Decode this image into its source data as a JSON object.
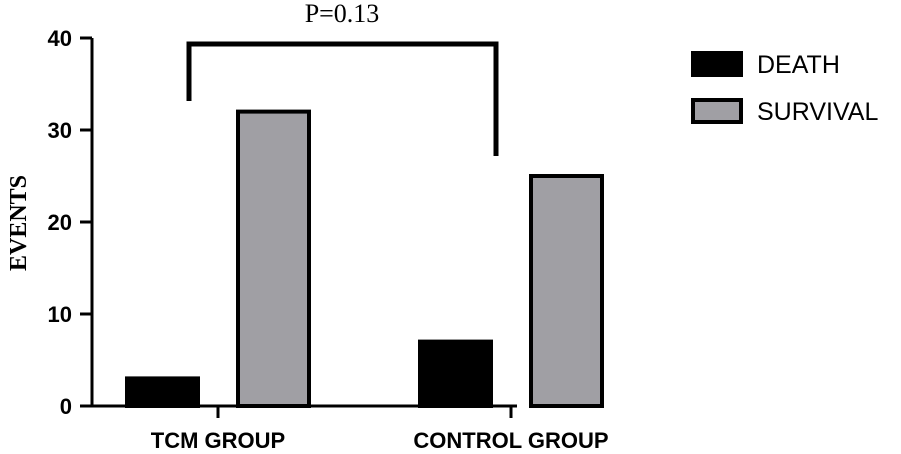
{
  "chart_data": {
    "type": "bar",
    "categories": [
      "TCM GROUP",
      "CONTROL GROUP"
    ],
    "series": [
      {
        "name": "DEATH",
        "values": [
          3,
          7
        ],
        "color": "#000000"
      },
      {
        "name": "SURVIVAL",
        "values": [
          32,
          25
        ],
        "color": "#a09fa4"
      }
    ],
    "ylabel": "EVENTS",
    "xlabel": "",
    "ylim": [
      0,
      40
    ],
    "yticks": [
      0,
      10,
      20,
      30,
      40
    ],
    "annotation": "P=0.13",
    "legend_position": "right",
    "grid": false
  }
}
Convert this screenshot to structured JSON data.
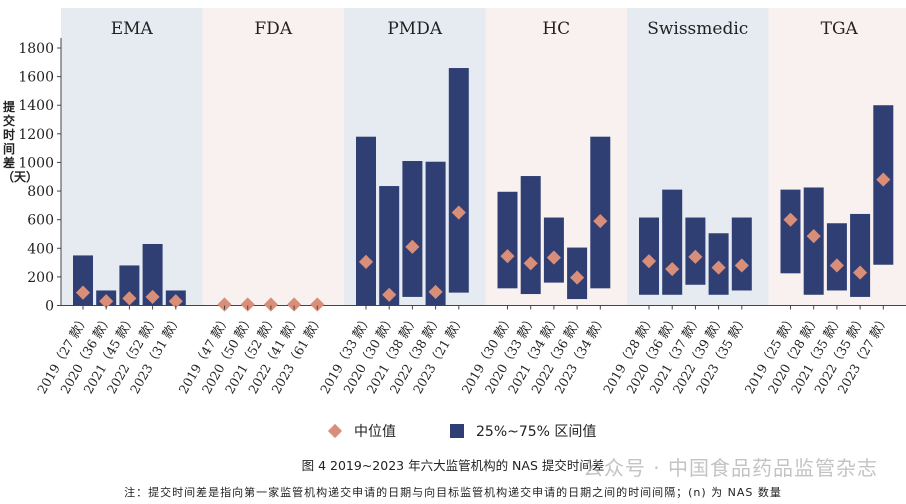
{
  "chart_data": {
    "type": "bar",
    "y_axis": {
      "ylim": [
        0,
        1800
      ],
      "ticks": [
        0,
        200,
        400,
        600,
        800,
        1000,
        1200,
        1400,
        1600,
        1800
      ]
    },
    "y_title_vertical": "提交时间差（天）",
    "legend": {
      "median_label": "中位值",
      "range_label": "25%~75% 区间值"
    },
    "colors": {
      "bar": "#2f3f74",
      "median": "#d98e79",
      "panel_blue": "#e6ebf1",
      "panel_pink": "#f8f1ef",
      "grid": "#cfd5dc"
    },
    "panels": [
      {
        "name": "EMA",
        "items": [
          {
            "label": "2019（27 款）",
            "q1": 0,
            "q3": 350,
            "median": 90
          },
          {
            "label": "2020（36 款）",
            "q1": 0,
            "q3": 105,
            "median": 30
          },
          {
            "label": "2021（45 款）",
            "q1": 0,
            "q3": 280,
            "median": 50
          },
          {
            "label": "2022（52 款）",
            "q1": 0,
            "q3": 430,
            "median": 60
          },
          {
            "label": "2023（31 款）",
            "q1": 0,
            "q3": 105,
            "median": 30
          }
        ]
      },
      {
        "name": "FDA",
        "items": [
          {
            "label": "2019（47 款）",
            "q1": 0,
            "q3": 0,
            "median": 0
          },
          {
            "label": "2020（50 款）",
            "q1": 0,
            "q3": 0,
            "median": 0
          },
          {
            "label": "2021（52 款）",
            "q1": 0,
            "q3": 0,
            "median": 0
          },
          {
            "label": "2022（41 款）",
            "q1": 0,
            "q3": 0,
            "median": 0
          },
          {
            "label": "2023（61 款）",
            "q1": 0,
            "q3": 0,
            "median": 0
          }
        ]
      },
      {
        "name": "PMDA",
        "items": [
          {
            "label": "2019（33 款）",
            "q1": 0,
            "q3": 1180,
            "median": 305
          },
          {
            "label": "2020（30 款）",
            "q1": 0,
            "q3": 835,
            "median": 75
          },
          {
            "label": "2021（38 款）",
            "q1": 60,
            "q3": 1010,
            "median": 410
          },
          {
            "label": "2022（38 款）",
            "q1": 0,
            "q3": 1005,
            "median": 95
          },
          {
            "label": "2023（21 款）",
            "q1": 90,
            "q3": 1660,
            "median": 650
          }
        ]
      },
      {
        "name": "HC",
        "items": [
          {
            "label": "2019（30 款）",
            "q1": 120,
            "q3": 795,
            "median": 345
          },
          {
            "label": "2020（33 款）",
            "q1": 80,
            "q3": 905,
            "median": 295
          },
          {
            "label": "2021（34 款）",
            "q1": 160,
            "q3": 615,
            "median": 335
          },
          {
            "label": "2022（36 款）",
            "q1": 45,
            "q3": 405,
            "median": 195
          },
          {
            "label": "2023（34 款）",
            "q1": 120,
            "q3": 1180,
            "median": 590
          }
        ]
      },
      {
        "name": "Swissmedic",
        "items": [
          {
            "label": "2019（28 款）",
            "q1": 75,
            "q3": 615,
            "median": 310
          },
          {
            "label": "2020（36 款）",
            "q1": 75,
            "q3": 810,
            "median": 255
          },
          {
            "label": "2021（37 款）",
            "q1": 145,
            "q3": 615,
            "median": 340
          },
          {
            "label": "2022（39 款）",
            "q1": 75,
            "q3": 505,
            "median": 265
          },
          {
            "label": "2023（35 款）",
            "q1": 105,
            "q3": 615,
            "median": 280
          }
        ]
      },
      {
        "name": "TGA",
        "items": [
          {
            "label": "2019（25 款）",
            "q1": 225,
            "q3": 810,
            "median": 600
          },
          {
            "label": "2020（28 款）",
            "q1": 75,
            "q3": 825,
            "median": 485
          },
          {
            "label": "2021（35 款）",
            "q1": 105,
            "q3": 575,
            "median": 280
          },
          {
            "label": "2022（35 款）",
            "q1": 60,
            "q3": 640,
            "median": 230
          },
          {
            "label": "2023（27 款）",
            "q1": 285,
            "q3": 1400,
            "median": 880
          }
        ]
      }
    ]
  },
  "caption": "图 4   2019~2023 年六大监管机构的 NAS 提交时间差",
  "note": "注：提交时间差是指向第一家监管机构递交申请的日期与向目标监管机构递交申请的日期之间的时间间隔；(n) 为 NAS 数量",
  "watermark": "公众号 · 中国食品药品监管杂志"
}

Exercise objective – Copy the whole listing above word for word but do not carry over the pictures.

Exercise result –
Decode this image into its source data as a JSON object.
{
  "chart_data": {
    "type": "bar",
    "categories": [
      "TCM GROUP",
      "CONTROL GROUP"
    ],
    "series": [
      {
        "name": "DEATH",
        "values": [
          3,
          7
        ],
        "color": "#000000"
      },
      {
        "name": "SURVIVAL",
        "values": [
          32,
          25
        ],
        "color": "#a09fa4"
      }
    ],
    "ylabel": "EVENTS",
    "xlabel": "",
    "ylim": [
      0,
      40
    ],
    "yticks": [
      0,
      10,
      20,
      30,
      40
    ],
    "annotation": "P=0.13",
    "legend_position": "right",
    "grid": false
  }
}
Convert this screenshot to structured JSON data.
{
  "chart_data": {
    "type": "bar",
    "y_axis": {
      "ylim": [
        0,
        1800
      ],
      "ticks": [
        0,
        200,
        400,
        600,
        800,
        1000,
        1200,
        1400,
        1600,
        1800
      ]
    },
    "y_title_vertical": "提交时间差（天）",
    "legend": {
      "median_label": "中位值",
      "range_label": "25%~75% 区间值"
    },
    "colors": {
      "bar": "#2f3f74",
      "median": "#d98e79",
      "panel_blue": "#e6ebf1",
      "panel_pink": "#f8f1ef",
      "grid": "#cfd5dc"
    },
    "panels": [
      {
        "name": "EMA",
        "items": [
          {
            "label": "2019（27 款）",
            "q1": 0,
            "q3": 350,
            "median": 90
          },
          {
            "label": "2020（36 款）",
            "q1": 0,
            "q3": 105,
            "median": 30
          },
          {
            "label": "2021（45 款）",
            "q1": 0,
            "q3": 280,
            "median": 50
          },
          {
            "label": "2022（52 款）",
            "q1": 0,
            "q3": 430,
            "median": 60
          },
          {
            "label": "2023（31 款）",
            "q1": 0,
            "q3": 105,
            "median": 30
          }
        ]
      },
      {
        "name": "FDA",
        "items": [
          {
            "label": "2019（47 款）",
            "q1": 0,
            "q3": 0,
            "median": 0
          },
          {
            "label": "2020（50 款）",
            "q1": 0,
            "q3": 0,
            "median": 0
          },
          {
            "label": "2021（52 款）",
            "q1": 0,
            "q3": 0,
            "median": 0
          },
          {
            "label": "2022（41 款）",
            "q1": 0,
            "q3": 0,
            "median": 0
          },
          {
            "label": "2023（61 款）",
            "q1": 0,
            "q3": 0,
            "median": 0
          }
        ]
      },
      {
        "name": "PMDA",
        "items": [
          {
            "label": "2019（33 款）",
            "q1": 0,
            "q3": 1180,
            "median": 305
          },
          {
            "label": "2020（30 款）",
            "q1": 0,
            "q3": 835,
            "median": 75
          },
          {
            "label": "2021（38 款）",
            "q1": 60,
            "q3": 1010,
            "median": 410
          },
          {
            "label": "2022（38 款）",
            "q1": 0,
            "q3": 1005,
            "median": 95
          },
          {
            "label": "2023（21 款）",
            "q1": 90,
            "q3": 1660,
            "median": 650
          }
        ]
      },
      {
        "name": "HC",
        "items": [
          {
            "label": "2019（30 款）",
            "q1": 120,
            "q3": 795,
            "median": 345
          },
          {
            "label": "2020（33 款）",
            "q1": 80,
            "q3": 905,
            "median": 295
          },
          {
            "label": "2021（34 款）",
            "q1": 160,
            "q3": 615,
            "median": 335
          },
          {
            "label": "2022（36 款）",
            "q1": 45,
            "q3": 405,
            "median": 195
          },
          {
            "label": "2023（34 款）",
            "q1": 120,
            "q3": 1180,
            "median": 590
          }
        ]
      },
      {
        "name": "Swissmedic",
        "items": [
          {
            "label": "2019（28 款）",
            "q1": 75,
            "q3": 615,
            "median": 310
          },
          {
            "label": "2020（36 款）",
            "q1": 75,
            "q3": 810,
            "median": 255
          },
          {
            "label": "2021（37 款）",
            "q1": 145,
            "q3": 615,
            "median": 340
          },
          {
            "label": "2022（39 款）",
            "q1": 75,
            "q3": 505,
            "median": 265
          },
          {
            "label": "2023（35 款）",
            "q1": 105,
            "q3": 615,
            "median": 280
          }
        ]
      },
      {
        "name": "TGA",
        "items": [
          {
            "label": "2019（25 款）",
            "q1": 225,
            "q3": 810,
            "median": 600
          },
          {
            "label": "2020（28 款）",
            "q1": 75,
            "q3": 825,
            "median": 485
          },
          {
            "label": "2021（35 款）",
            "q1": 105,
            "q3": 575,
            "median": 280
          },
          {
            "label": "2022（35 款）",
            "q1": 60,
            "q3": 640,
            "median": 230
          },
          {
            "label": "2023（27 款）",
            "q1": 285,
            "q3": 1400,
            "median": 880
          }
        ]
      }
    ]
  },
  "caption": "图 4   2019~2023 年六大监管机构的 NAS 提交时间差",
  "note": "注：提交时间差是指向第一家监管机构递交申请的日期与向目标监管机构递交申请的日期之间的时间间隔；(n) 为 NAS 数量",
  "watermark": "公众号 · 中国食品药品监管杂志"
}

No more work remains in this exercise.